__Work instructions__. Search the material and gather each line with "JSON" in it.

======== Material for the task ========

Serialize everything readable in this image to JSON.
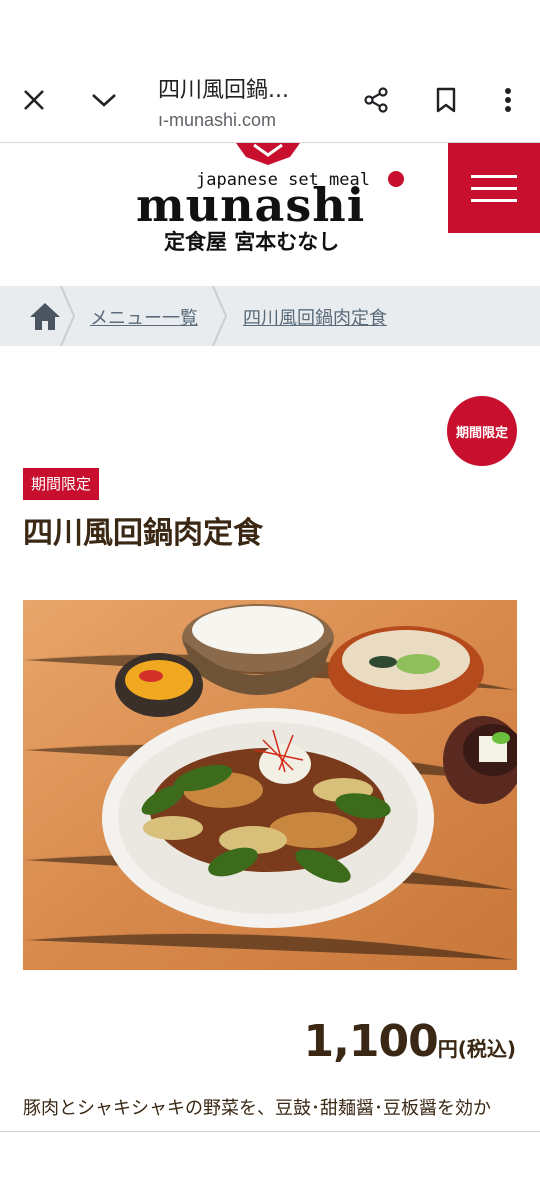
{
  "browser": {
    "title": "四川風回鍋...",
    "url": "ı-munashi.com",
    "icons": [
      "close-icon",
      "chevron-down-icon",
      "share-icon",
      "bookmark-icon",
      "more-vert-icon"
    ]
  },
  "header": {
    "logo_tagline": "japanese set meal",
    "logo_name": "munashi",
    "logo_japanese": "定食屋 宮本むなし",
    "menu_icon": "hamburger-icon"
  },
  "breadcrumb": {
    "home_icon": "home-icon",
    "items": [
      "メニュー一覧",
      "四川風回鍋肉定食"
    ]
  },
  "product": {
    "badge_circle": "期間限定",
    "badge_tag": "期間限定",
    "title": "四川風回鍋肉定食",
    "price": "1,100",
    "price_unit": "円(税込)",
    "description": "豚肉とシャキシャキの野菜を、豆鼓･甜麺醤･豆板醤を効か"
  },
  "colors": {
    "brand_red": "#c8102e",
    "breadcrumb_bg": "#e9ecef",
    "text_brown": "#3a2814"
  }
}
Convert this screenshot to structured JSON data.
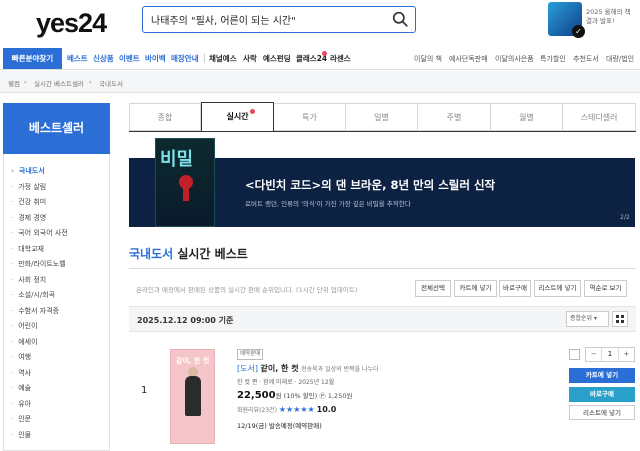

========

__Written response__.
Serialize everything readable in this image to JSON.
Convert this screenshot to structured JSON data.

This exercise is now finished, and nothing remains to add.